Go through the material below and copy all lines with "志愿军老战士风采".
++++ Records for the exercise ++++
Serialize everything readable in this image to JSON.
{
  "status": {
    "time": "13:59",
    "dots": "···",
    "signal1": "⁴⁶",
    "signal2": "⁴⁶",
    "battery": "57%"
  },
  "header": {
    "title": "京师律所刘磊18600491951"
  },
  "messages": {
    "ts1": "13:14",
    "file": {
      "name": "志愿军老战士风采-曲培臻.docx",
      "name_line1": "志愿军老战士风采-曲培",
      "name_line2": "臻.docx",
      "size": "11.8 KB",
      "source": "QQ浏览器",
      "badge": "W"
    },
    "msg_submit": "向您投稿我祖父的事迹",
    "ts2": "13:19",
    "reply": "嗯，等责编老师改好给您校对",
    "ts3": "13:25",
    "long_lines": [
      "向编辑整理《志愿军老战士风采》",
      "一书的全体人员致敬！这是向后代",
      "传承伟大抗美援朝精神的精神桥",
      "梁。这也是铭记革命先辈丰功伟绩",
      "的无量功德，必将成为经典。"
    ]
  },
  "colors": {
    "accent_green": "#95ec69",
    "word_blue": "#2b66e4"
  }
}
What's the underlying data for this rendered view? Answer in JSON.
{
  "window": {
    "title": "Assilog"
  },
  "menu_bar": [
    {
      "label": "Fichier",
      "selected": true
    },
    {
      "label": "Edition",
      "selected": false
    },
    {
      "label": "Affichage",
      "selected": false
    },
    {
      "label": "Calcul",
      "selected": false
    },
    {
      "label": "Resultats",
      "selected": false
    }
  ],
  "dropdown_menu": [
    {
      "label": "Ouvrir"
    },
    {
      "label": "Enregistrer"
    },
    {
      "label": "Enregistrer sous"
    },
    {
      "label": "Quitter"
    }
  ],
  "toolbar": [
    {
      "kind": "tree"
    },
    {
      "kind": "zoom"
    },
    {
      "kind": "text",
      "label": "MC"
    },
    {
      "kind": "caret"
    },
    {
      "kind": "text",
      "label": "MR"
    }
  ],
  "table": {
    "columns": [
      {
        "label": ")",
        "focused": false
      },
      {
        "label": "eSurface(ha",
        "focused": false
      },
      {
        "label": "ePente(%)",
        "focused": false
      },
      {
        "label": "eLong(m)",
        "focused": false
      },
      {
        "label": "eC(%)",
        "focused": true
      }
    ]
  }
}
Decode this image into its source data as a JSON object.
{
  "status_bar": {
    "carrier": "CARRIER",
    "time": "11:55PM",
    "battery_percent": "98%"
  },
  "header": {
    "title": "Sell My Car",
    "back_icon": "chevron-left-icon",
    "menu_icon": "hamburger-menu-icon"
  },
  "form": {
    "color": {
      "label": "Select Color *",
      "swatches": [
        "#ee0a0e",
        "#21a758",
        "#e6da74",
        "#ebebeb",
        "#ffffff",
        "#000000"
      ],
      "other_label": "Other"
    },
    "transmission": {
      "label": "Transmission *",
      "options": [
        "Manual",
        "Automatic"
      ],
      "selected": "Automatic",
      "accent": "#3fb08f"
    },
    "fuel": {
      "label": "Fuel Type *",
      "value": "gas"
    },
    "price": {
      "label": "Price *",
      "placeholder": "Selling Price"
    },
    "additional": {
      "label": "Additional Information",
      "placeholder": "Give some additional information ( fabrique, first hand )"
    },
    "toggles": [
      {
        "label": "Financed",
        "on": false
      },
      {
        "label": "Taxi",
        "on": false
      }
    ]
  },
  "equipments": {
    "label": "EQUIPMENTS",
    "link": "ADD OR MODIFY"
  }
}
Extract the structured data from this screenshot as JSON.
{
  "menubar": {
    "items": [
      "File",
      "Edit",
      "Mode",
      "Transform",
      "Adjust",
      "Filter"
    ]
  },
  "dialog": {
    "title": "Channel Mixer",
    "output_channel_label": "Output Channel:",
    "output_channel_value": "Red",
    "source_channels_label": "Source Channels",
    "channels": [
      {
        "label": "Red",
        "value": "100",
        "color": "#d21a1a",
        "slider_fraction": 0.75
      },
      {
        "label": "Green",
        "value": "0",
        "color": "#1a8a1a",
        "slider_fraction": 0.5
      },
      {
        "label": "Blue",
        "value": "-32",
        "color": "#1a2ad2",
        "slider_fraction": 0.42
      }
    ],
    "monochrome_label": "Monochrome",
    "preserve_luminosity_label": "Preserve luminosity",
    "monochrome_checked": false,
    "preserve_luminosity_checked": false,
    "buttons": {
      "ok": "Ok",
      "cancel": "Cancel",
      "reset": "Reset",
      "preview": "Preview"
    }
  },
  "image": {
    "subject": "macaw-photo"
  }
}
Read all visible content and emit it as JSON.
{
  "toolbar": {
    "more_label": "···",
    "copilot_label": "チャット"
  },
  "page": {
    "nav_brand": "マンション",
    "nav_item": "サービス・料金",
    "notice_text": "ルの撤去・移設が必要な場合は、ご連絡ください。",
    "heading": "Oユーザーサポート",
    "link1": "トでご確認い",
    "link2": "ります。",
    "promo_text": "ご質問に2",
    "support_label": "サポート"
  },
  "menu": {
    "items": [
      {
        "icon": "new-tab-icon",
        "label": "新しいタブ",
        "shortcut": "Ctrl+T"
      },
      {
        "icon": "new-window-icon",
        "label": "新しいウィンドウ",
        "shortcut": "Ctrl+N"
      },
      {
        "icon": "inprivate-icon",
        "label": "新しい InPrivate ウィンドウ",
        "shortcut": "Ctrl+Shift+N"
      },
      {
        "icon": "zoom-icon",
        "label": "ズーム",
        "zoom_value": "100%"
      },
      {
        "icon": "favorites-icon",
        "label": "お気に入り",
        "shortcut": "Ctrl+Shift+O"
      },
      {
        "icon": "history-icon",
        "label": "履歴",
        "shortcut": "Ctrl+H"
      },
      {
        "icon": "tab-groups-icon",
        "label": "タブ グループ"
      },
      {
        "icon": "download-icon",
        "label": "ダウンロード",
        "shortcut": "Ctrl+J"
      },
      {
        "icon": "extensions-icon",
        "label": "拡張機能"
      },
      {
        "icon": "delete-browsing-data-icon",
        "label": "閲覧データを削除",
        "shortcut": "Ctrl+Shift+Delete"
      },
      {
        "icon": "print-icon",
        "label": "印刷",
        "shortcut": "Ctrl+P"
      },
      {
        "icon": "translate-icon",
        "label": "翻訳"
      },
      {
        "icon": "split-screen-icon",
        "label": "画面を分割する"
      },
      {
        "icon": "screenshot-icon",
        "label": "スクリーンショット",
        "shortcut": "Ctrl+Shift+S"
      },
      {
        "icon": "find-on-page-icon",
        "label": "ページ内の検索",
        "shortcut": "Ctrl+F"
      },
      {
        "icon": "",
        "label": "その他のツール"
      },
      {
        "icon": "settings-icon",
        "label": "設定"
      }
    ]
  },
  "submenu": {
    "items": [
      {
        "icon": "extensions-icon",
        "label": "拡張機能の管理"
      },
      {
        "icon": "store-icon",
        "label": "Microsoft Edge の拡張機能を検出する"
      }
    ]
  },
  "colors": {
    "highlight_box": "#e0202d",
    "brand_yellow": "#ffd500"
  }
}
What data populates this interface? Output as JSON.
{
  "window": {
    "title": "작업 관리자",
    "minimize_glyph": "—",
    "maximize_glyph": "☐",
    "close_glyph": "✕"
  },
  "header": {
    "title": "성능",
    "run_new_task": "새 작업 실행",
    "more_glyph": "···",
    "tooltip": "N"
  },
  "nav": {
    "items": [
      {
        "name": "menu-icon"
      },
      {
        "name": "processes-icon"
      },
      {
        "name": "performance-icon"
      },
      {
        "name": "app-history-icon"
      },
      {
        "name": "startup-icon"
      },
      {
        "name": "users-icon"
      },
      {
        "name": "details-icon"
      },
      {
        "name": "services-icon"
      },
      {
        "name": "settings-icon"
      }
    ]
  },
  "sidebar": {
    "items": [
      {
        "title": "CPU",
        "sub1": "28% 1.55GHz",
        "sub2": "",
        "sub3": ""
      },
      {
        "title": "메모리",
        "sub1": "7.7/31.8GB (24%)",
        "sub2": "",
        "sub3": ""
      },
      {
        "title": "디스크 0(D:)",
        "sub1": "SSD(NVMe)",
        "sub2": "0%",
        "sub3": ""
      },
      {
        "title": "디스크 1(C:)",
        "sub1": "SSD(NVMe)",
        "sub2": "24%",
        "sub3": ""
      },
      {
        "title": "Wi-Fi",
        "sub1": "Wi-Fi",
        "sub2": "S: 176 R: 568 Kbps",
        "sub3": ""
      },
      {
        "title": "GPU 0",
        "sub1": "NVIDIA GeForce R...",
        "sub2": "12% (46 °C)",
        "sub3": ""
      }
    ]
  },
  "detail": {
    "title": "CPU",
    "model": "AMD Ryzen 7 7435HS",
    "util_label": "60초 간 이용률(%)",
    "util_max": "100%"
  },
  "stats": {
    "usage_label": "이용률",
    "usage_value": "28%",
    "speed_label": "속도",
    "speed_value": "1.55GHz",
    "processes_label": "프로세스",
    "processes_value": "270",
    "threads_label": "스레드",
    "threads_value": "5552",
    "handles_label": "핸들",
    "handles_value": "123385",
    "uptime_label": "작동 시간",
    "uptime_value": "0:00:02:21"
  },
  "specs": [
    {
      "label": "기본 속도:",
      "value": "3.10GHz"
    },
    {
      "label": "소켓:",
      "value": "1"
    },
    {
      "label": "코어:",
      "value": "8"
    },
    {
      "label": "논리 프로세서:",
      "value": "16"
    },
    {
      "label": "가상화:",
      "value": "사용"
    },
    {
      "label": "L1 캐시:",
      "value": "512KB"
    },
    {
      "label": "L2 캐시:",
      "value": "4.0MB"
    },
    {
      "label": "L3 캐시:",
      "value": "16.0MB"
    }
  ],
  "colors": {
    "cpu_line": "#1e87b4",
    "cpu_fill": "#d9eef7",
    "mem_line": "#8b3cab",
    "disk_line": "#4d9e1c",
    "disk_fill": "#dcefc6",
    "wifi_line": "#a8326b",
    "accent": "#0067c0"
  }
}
++++
▶ [Complete response]
      "name": "志愿军老战士风采-曲培臻.docx",
      "name_line1": "志愿军老战士风采-曲培",
      "向编辑整理《志愿军老战士风采》",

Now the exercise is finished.